╭──

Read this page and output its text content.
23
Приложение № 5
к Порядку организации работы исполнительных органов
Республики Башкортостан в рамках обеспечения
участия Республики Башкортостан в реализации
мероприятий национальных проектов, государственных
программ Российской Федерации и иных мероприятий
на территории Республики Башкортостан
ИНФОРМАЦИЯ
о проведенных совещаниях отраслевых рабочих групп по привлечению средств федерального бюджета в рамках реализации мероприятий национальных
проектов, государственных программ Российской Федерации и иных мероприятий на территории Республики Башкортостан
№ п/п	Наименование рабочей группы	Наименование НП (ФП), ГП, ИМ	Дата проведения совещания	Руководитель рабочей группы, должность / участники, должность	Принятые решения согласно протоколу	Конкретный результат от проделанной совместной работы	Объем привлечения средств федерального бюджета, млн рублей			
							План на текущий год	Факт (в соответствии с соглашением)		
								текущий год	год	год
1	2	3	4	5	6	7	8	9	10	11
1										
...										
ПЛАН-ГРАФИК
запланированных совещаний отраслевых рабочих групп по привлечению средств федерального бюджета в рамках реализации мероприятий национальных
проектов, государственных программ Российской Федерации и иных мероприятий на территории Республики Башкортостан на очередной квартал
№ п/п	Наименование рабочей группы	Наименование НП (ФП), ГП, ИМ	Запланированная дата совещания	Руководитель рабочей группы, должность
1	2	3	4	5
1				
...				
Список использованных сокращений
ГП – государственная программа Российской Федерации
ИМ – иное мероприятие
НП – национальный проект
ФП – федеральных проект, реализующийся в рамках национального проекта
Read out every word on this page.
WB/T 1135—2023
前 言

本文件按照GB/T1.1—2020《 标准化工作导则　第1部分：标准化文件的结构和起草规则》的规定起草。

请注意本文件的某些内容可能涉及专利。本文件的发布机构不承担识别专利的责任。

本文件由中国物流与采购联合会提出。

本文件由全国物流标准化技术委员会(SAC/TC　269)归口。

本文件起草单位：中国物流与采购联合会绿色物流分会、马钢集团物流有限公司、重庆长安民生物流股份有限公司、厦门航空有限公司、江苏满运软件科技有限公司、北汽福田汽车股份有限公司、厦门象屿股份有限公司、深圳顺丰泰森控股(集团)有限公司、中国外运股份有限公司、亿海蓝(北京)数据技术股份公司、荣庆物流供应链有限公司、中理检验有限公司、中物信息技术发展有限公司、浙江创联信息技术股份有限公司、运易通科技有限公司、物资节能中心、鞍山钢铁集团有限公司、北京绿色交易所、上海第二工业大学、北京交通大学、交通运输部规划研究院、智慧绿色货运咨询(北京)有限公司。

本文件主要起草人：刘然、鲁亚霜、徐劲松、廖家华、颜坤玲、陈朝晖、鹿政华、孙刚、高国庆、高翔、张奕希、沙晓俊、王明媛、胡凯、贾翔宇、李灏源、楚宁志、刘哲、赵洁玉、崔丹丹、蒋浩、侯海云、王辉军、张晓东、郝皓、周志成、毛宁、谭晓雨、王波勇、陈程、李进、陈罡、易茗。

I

╰──

Work required
Find how many lines of the listing include the string "территории" and give that number, nothing else.

Answer
3